*WHAT THE TASK ASKS*.
Return the listing below verbatim. Pictures do not belong in the copy.
+++
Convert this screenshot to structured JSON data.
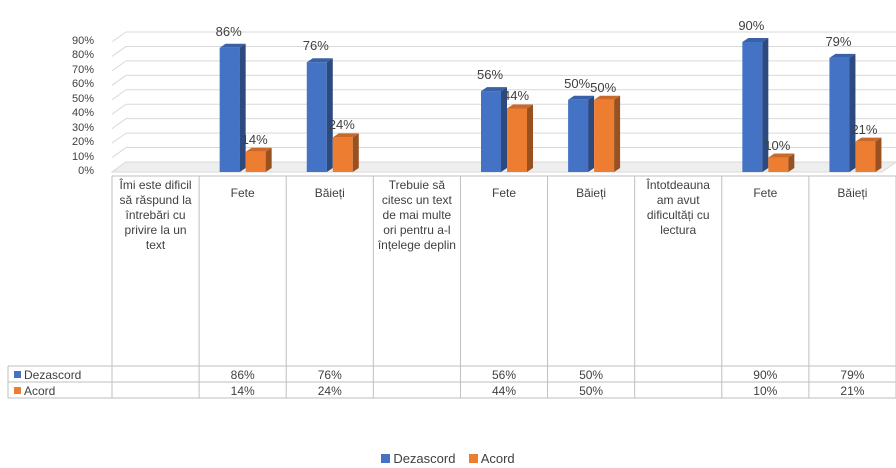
{
  "chart_data": {
    "type": "bar",
    "categories": [
      "Îmi este dificil să răspund la întrebări cu privire la un text",
      "Fete",
      "Băieți",
      "Trebuie să citesc un text de mai multe ori pentru a-l înțelege deplin",
      "Fete",
      "Băieți",
      "Întotdeauna am avut dificultăți cu lectura",
      "Fete",
      "Băieți"
    ],
    "series": [
      {
        "name": "Dezascord",
        "color": "#4472C4",
        "values": [
          null,
          86,
          76,
          null,
          56,
          50,
          null,
          90,
          79
        ],
        "labels": [
          "",
          "86%",
          "76%",
          "",
          "56%",
          "50%",
          "",
          "90%",
          "79%"
        ]
      },
      {
        "name": "Acord",
        "color": "#ED7D31",
        "values": [
          null,
          14,
          24,
          null,
          44,
          50,
          null,
          10,
          21
        ],
        "labels": [
          "",
          "14%",
          "24%",
          "",
          "44%",
          "50%",
          "",
          "10%",
          "21%"
        ]
      }
    ],
    "yticks": [
      "0%",
      "10%",
      "20%",
      "30%",
      "40%",
      "50%",
      "60%",
      "70%",
      "80%",
      "90%"
    ],
    "ylim": [
      0,
      90
    ],
    "legend": "bottom",
    "grid": true
  }
}
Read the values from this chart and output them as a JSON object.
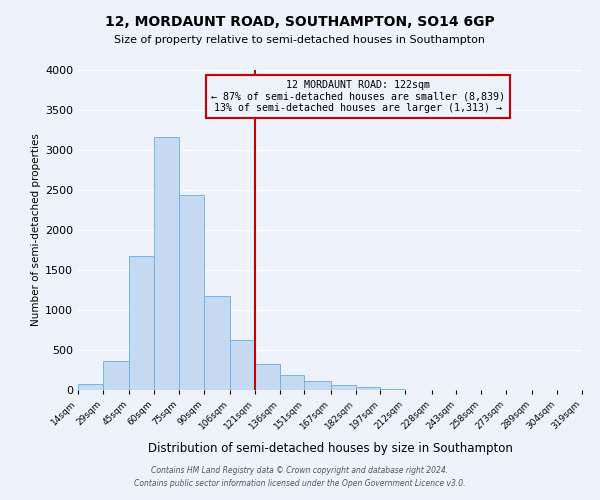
{
  "title": "12, MORDAUNT ROAD, SOUTHAMPTON, SO14 6GP",
  "subtitle": "Size of property relative to semi-detached houses in Southampton",
  "xlabel": "Distribution of semi-detached houses by size in Southampton",
  "ylabel": "Number of semi-detached properties",
  "bin_labels": [
    "14sqm",
    "29sqm",
    "45sqm",
    "60sqm",
    "75sqm",
    "90sqm",
    "106sqm",
    "121sqm",
    "136sqm",
    "151sqm",
    "167sqm",
    "182sqm",
    "197sqm",
    "212sqm",
    "228sqm",
    "243sqm",
    "258sqm",
    "273sqm",
    "289sqm",
    "304sqm",
    "319sqm"
  ],
  "bar_heights": [
    75,
    360,
    1680,
    3160,
    2440,
    1170,
    630,
    330,
    185,
    110,
    60,
    40,
    15,
    5,
    2,
    1,
    0,
    0,
    0,
    0
  ],
  "bar_color": "#c5d9f0",
  "bar_edge_color": "#6aaee8",
  "vline_x": 121,
  "annotation_title": "12 MORDAUNT ROAD: 122sqm",
  "annotation_line1": "← 87% of semi-detached houses are smaller (8,839)",
  "annotation_line2": "13% of semi-detached houses are larger (1,313) →",
  "vline_color": "#cc0000",
  "box_edge_color": "#cc0000",
  "ylim": [
    0,
    4000
  ],
  "yticks": [
    0,
    500,
    1000,
    1500,
    2000,
    2500,
    3000,
    3500,
    4000
  ],
  "footer1": "Contains HM Land Registry data © Crown copyright and database right 2024.",
  "footer2": "Contains public sector information licensed under the Open Government Licence v3.0.",
  "bg_color": "#eef2fa",
  "grid_color": "#ffffff"
}
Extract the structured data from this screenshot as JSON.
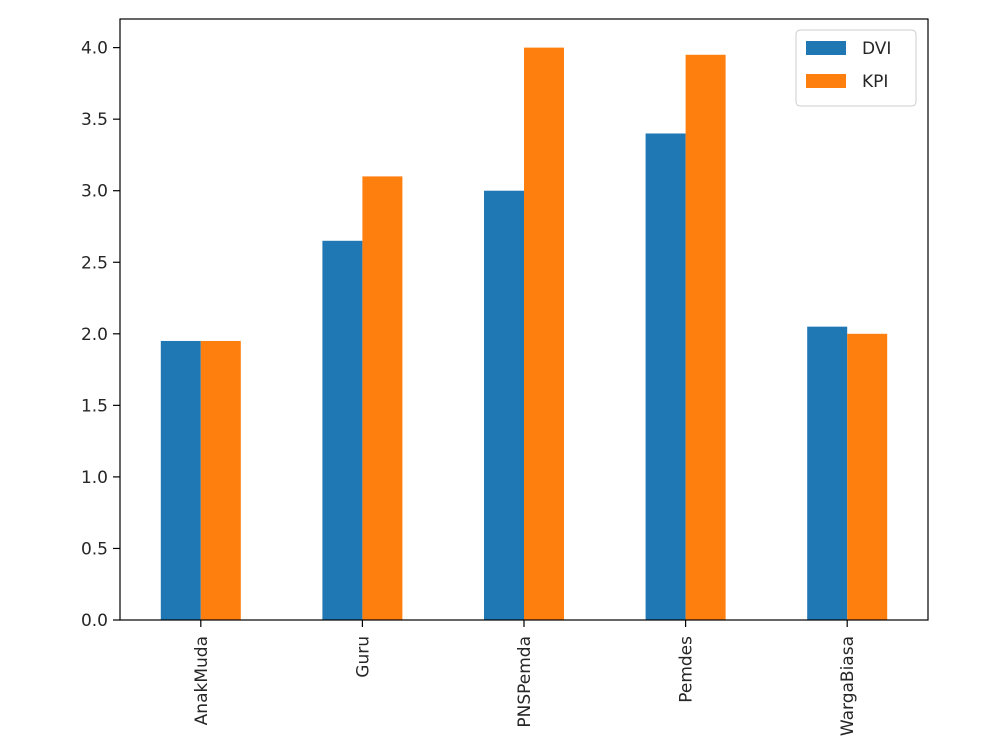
{
  "chart_data": {
    "type": "bar",
    "categories": [
      "AnakMuda",
      "Guru",
      "PNSPemda",
      "Pemdes",
      "WargaBiasa"
    ],
    "series": [
      {
        "name": "DVI",
        "values": [
          1.95,
          2.65,
          3.0,
          3.4,
          2.05
        ],
        "color": "#1f77b4"
      },
      {
        "name": "KPI",
        "values": [
          1.95,
          3.1,
          4.0,
          3.95,
          2.0
        ],
        "color": "#ff7f0e"
      }
    ],
    "title": "",
    "xlabel": "",
    "ylabel": "",
    "ylim": [
      0,
      4.2
    ],
    "yticks": [
      "0.0",
      "0.5",
      "1.0",
      "1.5",
      "2.0",
      "2.5",
      "3.0",
      "3.5",
      "4.0"
    ],
    "grid": false,
    "legend_position": "upper-right"
  }
}
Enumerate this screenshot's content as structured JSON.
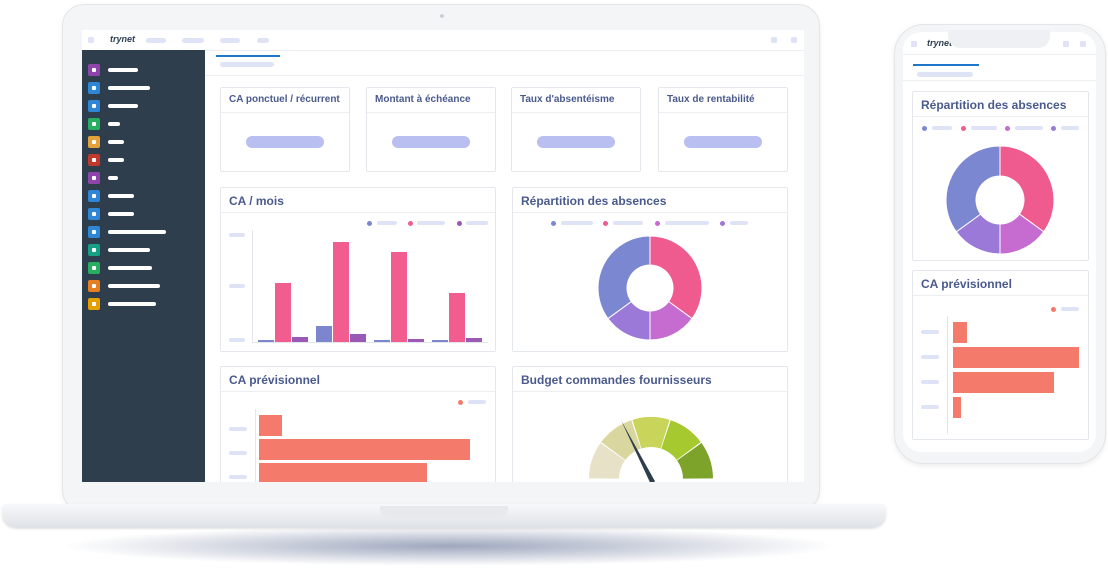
+++
*ANSWER FOR THE TASK*.
Convert this screenshot to structured JSON data.
{
  "chart_data": {
    "type": "bar",
    "categories": [
      "Îmi este dificil să răspund la întrebări cu privire la un text",
      "Fete",
      "Băieți",
      "Trebuie să citesc un text de mai multe ori pentru a-l înțelege deplin",
      "Fete",
      "Băieți",
      "Întotdeauna am avut dificultăți cu lectura",
      "Fete",
      "Băieți"
    ],
    "series": [
      {
        "name": "Dezascord",
        "color": "#4472C4",
        "values": [
          null,
          86,
          76,
          null,
          56,
          50,
          null,
          90,
          79
        ],
        "labels": [
          "",
          "86%",
          "76%",
          "",
          "56%",
          "50%",
          "",
          "90%",
          "79%"
        ]
      },
      {
        "name": "Acord",
        "color": "#ED7D31",
        "values": [
          null,
          14,
          24,
          null,
          44,
          50,
          null,
          10,
          21
        ],
        "labels": [
          "",
          "14%",
          "24%",
          "",
          "44%",
          "50%",
          "",
          "10%",
          "21%"
        ]
      }
    ],
    "yticks": [
      "0%",
      "10%",
      "20%",
      "30%",
      "40%",
      "50%",
      "60%",
      "70%",
      "80%",
      "90%"
    ],
    "ylim": [
      0,
      90
    ],
    "legend": "bottom",
    "grid": true
  }
}
Read the values from this chart and output them as a JSON object.
{
  "title": "12, MORDAUNT ROAD, SOUTHAMPTON, SO14 6GP",
  "subtitle": "Size of property relative to semi-detached houses in Southampton",
  "xlabel": "Distribution of semi-detached houses by size in Southampton",
  "ylabel": "Number of semi-detached properties",
  "bin_labels": [
    "14sqm",
    "29sqm",
    "45sqm",
    "60sqm",
    "75sqm",
    "90sqm",
    "106sqm",
    "121sqm",
    "136sqm",
    "151sqm",
    "167sqm",
    "182sqm",
    "197sqm",
    "212sqm",
    "228sqm",
    "243sqm",
    "258sqm",
    "273sqm",
    "289sqm",
    "304sqm",
    "319sqm"
  ],
  "bar_heights": [
    75,
    360,
    1680,
    3160,
    2440,
    1170,
    630,
    330,
    185,
    110,
    60,
    40,
    15,
    5,
    2,
    1,
    0,
    0,
    0,
    0
  ],
  "bar_color": "#c5d9f0",
  "bar_edge_color": "#6aaee8",
  "vline_x": 121,
  "annotation_title": "12 MORDAUNT ROAD: 122sqm",
  "annotation_line1": "← 87% of semi-detached houses are smaller (8,839)",
  "annotation_line2": "13% of semi-detached houses are larger (1,313) →",
  "vline_color": "#cc0000",
  "box_edge_color": "#cc0000",
  "ylim": [
    0,
    4000
  ],
  "yticks": [
    0,
    500,
    1000,
    1500,
    2000,
    2500,
    3000,
    3500,
    4000
  ],
  "footer1": "Contains HM Land Registry data © Crown copyright and database right 2024.",
  "footer2": "Contains public sector information licensed under the Open Government Licence v3.0.",
  "bg_color": "#eef2fa",
  "grid_color": "#ffffff"
}
Extract the structured data from this screenshot as JSON.
{
  "chart_data": {
    "type": "bar",
    "categories": [
      "AnakMuda",
      "Guru",
      "PNSPemda",
      "Pemdes",
      "WargaBiasa"
    ],
    "series": [
      {
        "name": "DVI",
        "values": [
          1.95,
          2.65,
          3.0,
          3.4,
          2.05
        ],
        "color": "#1f77b4"
      },
      {
        "name": "KPI",
        "values": [
          1.95,
          3.1,
          4.0,
          3.95,
          2.0
        ],
        "color": "#ff7f0e"
      }
    ],
    "title": "",
    "xlabel": "",
    "ylabel": "",
    "ylim": [
      0,
      4.2
    ],
    "yticks": [
      "0.0",
      "0.5",
      "1.0",
      "1.5",
      "2.0",
      "2.5",
      "3.0",
      "3.5",
      "4.0"
    ],
    "grid": false,
    "legend_position": "upper-right"
  }
}
Enumerate this screenshot's content as structured JSON.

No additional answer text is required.